━━ Data rows
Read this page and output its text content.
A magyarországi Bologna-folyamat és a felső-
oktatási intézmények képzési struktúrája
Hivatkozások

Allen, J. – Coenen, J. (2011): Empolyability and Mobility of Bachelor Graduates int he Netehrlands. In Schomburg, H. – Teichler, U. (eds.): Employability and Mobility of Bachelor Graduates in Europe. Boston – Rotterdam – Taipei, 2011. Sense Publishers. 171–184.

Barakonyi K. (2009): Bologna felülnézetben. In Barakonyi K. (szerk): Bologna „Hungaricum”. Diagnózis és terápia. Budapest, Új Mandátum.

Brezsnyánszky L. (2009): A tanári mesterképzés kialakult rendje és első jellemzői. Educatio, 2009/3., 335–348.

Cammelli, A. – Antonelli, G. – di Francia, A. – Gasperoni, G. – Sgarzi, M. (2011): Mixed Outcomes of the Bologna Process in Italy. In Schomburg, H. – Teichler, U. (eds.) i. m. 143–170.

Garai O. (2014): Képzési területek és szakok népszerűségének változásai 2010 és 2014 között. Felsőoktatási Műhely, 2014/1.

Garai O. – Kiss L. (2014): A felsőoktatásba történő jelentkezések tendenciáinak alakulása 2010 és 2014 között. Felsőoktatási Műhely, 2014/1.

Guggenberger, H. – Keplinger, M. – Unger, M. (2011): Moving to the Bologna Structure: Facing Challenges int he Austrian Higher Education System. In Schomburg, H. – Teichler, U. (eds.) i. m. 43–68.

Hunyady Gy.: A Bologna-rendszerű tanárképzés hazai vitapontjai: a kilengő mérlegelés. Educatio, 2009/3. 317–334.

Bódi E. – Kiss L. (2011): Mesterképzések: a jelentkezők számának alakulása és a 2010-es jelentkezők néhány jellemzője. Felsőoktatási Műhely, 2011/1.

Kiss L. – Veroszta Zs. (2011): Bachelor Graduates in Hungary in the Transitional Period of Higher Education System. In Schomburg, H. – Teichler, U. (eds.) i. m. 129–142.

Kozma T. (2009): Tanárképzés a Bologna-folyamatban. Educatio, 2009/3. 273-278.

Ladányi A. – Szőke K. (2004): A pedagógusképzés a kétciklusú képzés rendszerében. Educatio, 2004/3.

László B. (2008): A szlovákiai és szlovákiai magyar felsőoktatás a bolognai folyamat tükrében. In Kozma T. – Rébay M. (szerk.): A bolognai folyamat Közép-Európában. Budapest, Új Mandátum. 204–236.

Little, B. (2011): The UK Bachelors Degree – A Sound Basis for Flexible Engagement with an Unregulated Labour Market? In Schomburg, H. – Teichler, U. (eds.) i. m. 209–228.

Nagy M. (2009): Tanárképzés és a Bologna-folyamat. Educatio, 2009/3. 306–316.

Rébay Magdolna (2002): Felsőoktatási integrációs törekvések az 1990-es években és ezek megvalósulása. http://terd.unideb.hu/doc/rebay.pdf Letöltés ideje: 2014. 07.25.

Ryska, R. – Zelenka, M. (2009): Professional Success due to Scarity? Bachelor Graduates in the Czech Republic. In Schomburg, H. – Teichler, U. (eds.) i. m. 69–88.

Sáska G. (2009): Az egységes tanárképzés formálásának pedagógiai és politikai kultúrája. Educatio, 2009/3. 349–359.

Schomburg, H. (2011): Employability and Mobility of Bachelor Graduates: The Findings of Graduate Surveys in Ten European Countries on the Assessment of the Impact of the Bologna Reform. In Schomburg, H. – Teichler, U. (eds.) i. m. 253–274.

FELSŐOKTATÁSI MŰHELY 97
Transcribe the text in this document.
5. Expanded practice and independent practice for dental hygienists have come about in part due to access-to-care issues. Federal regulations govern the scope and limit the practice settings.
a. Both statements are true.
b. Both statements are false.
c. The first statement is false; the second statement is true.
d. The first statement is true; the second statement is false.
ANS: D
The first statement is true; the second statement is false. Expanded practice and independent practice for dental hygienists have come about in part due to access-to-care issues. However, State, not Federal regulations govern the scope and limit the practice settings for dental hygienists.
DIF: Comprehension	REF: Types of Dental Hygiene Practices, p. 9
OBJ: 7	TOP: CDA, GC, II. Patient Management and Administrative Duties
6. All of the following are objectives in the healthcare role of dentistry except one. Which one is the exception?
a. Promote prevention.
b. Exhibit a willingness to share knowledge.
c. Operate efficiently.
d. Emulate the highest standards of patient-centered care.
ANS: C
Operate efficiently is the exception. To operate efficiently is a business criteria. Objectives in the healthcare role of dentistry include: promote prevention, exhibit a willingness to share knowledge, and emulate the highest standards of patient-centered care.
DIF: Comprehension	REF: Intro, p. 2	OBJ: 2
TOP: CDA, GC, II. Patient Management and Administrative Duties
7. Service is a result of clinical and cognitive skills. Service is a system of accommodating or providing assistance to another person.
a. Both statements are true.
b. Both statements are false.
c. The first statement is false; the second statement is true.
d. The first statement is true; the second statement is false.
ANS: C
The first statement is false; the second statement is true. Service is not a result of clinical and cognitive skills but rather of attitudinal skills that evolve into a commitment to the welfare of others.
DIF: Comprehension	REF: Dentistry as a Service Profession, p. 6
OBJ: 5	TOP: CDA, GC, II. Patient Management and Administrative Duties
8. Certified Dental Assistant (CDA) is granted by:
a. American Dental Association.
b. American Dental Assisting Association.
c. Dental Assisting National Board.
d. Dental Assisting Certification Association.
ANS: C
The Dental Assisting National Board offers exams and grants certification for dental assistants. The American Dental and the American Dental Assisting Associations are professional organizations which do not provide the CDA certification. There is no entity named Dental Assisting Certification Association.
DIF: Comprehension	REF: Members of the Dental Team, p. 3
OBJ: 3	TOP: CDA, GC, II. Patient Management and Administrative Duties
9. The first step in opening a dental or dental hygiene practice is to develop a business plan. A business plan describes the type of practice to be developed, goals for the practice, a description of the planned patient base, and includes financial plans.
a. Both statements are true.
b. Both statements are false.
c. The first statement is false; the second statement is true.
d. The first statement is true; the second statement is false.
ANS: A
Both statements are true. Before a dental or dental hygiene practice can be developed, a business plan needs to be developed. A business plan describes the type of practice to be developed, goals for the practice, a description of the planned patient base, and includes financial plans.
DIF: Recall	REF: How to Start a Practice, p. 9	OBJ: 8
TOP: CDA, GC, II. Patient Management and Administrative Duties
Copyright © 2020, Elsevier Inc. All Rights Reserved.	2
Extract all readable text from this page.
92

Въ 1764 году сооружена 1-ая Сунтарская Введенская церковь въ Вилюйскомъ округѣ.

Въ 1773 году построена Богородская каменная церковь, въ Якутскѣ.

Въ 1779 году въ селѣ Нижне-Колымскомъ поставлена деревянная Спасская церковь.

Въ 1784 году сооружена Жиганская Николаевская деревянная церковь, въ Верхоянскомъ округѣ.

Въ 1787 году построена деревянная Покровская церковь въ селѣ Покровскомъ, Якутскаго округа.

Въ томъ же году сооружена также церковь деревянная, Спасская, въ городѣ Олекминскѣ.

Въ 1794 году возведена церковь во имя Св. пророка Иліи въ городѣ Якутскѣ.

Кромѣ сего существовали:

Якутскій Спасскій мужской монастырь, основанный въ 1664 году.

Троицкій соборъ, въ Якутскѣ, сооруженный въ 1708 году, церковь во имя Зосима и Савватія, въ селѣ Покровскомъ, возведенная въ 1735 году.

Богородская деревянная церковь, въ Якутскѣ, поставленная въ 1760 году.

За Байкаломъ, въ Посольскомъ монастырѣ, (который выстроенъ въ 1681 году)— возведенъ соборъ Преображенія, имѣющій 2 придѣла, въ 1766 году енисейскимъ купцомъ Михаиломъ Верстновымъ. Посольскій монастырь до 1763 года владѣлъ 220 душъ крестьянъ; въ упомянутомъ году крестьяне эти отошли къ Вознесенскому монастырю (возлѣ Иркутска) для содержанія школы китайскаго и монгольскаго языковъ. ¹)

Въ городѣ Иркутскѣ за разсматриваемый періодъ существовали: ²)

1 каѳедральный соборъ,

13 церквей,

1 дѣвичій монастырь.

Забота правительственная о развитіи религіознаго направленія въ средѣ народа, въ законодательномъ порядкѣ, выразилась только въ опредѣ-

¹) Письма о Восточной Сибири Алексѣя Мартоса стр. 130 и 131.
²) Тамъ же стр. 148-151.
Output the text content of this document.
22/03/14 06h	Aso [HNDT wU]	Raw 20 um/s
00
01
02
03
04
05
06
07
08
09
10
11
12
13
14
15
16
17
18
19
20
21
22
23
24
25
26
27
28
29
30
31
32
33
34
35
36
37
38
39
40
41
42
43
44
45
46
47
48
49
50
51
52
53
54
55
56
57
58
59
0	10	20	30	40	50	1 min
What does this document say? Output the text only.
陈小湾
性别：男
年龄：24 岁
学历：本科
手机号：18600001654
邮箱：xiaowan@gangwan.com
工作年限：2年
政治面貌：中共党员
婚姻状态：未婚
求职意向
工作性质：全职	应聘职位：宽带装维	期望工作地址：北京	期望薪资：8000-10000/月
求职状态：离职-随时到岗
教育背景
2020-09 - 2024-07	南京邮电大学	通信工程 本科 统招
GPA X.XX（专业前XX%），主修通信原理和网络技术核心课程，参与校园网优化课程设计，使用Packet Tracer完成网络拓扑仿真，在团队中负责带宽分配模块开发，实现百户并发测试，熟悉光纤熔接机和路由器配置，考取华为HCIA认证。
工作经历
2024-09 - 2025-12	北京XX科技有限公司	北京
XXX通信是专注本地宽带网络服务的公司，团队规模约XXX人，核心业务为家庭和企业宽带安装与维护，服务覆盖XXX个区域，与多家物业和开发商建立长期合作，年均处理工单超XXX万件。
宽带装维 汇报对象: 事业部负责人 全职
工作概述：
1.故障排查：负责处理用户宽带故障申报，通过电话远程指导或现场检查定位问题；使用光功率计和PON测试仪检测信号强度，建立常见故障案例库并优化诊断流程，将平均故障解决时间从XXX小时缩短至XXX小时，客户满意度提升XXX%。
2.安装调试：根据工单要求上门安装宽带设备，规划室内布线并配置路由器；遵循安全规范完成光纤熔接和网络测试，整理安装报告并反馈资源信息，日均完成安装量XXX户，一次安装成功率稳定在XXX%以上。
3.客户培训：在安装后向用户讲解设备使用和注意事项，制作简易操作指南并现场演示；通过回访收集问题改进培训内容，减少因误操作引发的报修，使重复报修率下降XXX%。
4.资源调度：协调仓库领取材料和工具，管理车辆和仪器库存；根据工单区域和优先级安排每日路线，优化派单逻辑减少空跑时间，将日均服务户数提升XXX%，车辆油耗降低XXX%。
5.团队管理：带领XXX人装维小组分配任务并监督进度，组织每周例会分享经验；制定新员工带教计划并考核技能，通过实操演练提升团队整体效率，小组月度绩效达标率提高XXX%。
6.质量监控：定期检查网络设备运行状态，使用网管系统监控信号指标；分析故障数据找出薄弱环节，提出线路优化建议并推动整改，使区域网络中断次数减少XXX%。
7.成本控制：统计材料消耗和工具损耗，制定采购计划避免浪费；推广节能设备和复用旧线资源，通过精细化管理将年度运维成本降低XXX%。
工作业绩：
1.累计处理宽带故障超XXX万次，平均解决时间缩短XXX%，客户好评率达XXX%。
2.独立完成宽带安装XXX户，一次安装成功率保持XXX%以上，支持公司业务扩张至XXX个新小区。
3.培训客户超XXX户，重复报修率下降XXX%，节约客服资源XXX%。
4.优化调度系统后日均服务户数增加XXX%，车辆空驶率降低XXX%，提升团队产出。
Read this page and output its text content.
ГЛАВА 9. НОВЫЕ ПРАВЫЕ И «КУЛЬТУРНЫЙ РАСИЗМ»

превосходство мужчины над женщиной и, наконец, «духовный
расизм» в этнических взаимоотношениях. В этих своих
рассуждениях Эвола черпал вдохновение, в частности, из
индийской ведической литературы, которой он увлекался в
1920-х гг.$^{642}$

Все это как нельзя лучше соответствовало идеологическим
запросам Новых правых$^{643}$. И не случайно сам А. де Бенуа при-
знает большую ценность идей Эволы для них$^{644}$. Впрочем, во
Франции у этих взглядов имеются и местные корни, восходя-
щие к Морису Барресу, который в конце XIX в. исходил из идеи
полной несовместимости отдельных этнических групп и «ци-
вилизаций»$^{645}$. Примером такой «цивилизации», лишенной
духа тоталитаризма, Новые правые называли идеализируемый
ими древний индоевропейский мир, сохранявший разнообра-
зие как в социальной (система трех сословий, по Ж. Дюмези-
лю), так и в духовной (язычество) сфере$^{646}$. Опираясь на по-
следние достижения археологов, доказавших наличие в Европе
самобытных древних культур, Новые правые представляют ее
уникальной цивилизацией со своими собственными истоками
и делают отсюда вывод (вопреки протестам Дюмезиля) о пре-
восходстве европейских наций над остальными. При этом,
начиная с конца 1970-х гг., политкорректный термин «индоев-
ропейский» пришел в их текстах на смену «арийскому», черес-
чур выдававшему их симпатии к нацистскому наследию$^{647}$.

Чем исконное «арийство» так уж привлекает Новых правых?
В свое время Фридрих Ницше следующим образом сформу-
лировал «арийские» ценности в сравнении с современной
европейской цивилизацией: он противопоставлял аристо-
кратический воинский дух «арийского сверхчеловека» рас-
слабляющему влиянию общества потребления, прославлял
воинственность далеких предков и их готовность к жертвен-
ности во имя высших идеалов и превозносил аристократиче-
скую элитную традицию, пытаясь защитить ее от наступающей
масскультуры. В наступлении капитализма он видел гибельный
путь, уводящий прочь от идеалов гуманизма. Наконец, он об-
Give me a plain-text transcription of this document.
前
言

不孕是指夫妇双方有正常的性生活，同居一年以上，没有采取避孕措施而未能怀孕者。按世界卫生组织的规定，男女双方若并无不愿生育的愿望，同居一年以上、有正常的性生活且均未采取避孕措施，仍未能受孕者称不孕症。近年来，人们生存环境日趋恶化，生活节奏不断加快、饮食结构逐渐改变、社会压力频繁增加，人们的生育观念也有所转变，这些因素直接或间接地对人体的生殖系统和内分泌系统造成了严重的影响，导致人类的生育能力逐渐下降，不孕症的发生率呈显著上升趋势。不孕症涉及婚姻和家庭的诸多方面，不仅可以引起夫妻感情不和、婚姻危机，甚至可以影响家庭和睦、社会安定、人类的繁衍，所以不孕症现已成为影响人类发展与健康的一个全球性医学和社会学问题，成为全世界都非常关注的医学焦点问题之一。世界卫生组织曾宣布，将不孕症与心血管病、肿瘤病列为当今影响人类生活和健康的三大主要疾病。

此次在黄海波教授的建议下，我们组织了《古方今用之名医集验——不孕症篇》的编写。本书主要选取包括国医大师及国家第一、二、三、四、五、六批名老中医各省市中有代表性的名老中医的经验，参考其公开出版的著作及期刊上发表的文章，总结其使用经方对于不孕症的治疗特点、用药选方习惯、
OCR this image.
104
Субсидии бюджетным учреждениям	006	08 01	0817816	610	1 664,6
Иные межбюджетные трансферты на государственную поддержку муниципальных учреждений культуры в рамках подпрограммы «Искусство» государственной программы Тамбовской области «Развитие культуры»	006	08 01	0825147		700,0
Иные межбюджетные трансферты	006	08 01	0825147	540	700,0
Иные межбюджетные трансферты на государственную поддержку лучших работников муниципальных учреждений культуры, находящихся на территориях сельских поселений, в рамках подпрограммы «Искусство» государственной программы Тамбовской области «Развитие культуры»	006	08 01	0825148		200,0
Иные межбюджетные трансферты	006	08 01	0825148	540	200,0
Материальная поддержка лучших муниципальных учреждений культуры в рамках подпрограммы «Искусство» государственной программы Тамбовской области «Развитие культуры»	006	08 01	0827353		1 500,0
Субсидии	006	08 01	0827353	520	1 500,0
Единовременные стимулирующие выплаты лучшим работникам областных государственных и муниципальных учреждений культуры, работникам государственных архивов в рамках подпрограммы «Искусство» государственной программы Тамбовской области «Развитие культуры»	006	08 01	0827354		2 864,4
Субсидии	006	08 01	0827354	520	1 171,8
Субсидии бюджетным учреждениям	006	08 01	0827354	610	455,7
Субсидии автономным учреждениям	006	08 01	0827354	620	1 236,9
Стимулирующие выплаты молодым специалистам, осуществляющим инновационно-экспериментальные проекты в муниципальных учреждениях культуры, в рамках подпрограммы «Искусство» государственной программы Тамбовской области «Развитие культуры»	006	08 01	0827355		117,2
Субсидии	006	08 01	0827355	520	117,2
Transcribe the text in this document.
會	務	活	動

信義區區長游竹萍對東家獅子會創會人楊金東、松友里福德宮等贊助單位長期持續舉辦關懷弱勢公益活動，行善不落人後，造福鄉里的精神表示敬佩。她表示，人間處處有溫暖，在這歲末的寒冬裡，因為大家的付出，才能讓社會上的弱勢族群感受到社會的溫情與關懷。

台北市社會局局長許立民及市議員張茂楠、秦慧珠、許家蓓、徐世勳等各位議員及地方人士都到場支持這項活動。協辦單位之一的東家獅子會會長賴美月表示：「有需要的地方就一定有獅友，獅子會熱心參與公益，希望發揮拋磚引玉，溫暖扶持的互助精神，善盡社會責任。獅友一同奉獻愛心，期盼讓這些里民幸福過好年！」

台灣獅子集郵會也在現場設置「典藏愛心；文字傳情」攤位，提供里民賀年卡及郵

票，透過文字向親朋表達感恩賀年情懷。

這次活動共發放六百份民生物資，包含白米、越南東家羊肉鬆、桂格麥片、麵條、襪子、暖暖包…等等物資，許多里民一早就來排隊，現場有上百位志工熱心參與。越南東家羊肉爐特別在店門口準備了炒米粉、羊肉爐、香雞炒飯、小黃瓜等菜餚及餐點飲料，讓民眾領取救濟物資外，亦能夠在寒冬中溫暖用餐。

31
━━━━
§ Stated exercise
Write out every line of the preceding listing that contains "cognitive".

§ Task output
7. Service is a result of clinical and cognitive skills. Service is a system of accommodating or providing assistance to another person.
The first statement is false; the second statement is true. Service is not a result of clinical and cognitive skills but rather of attitudinal skills that evolve into a commitment to the welfare of others.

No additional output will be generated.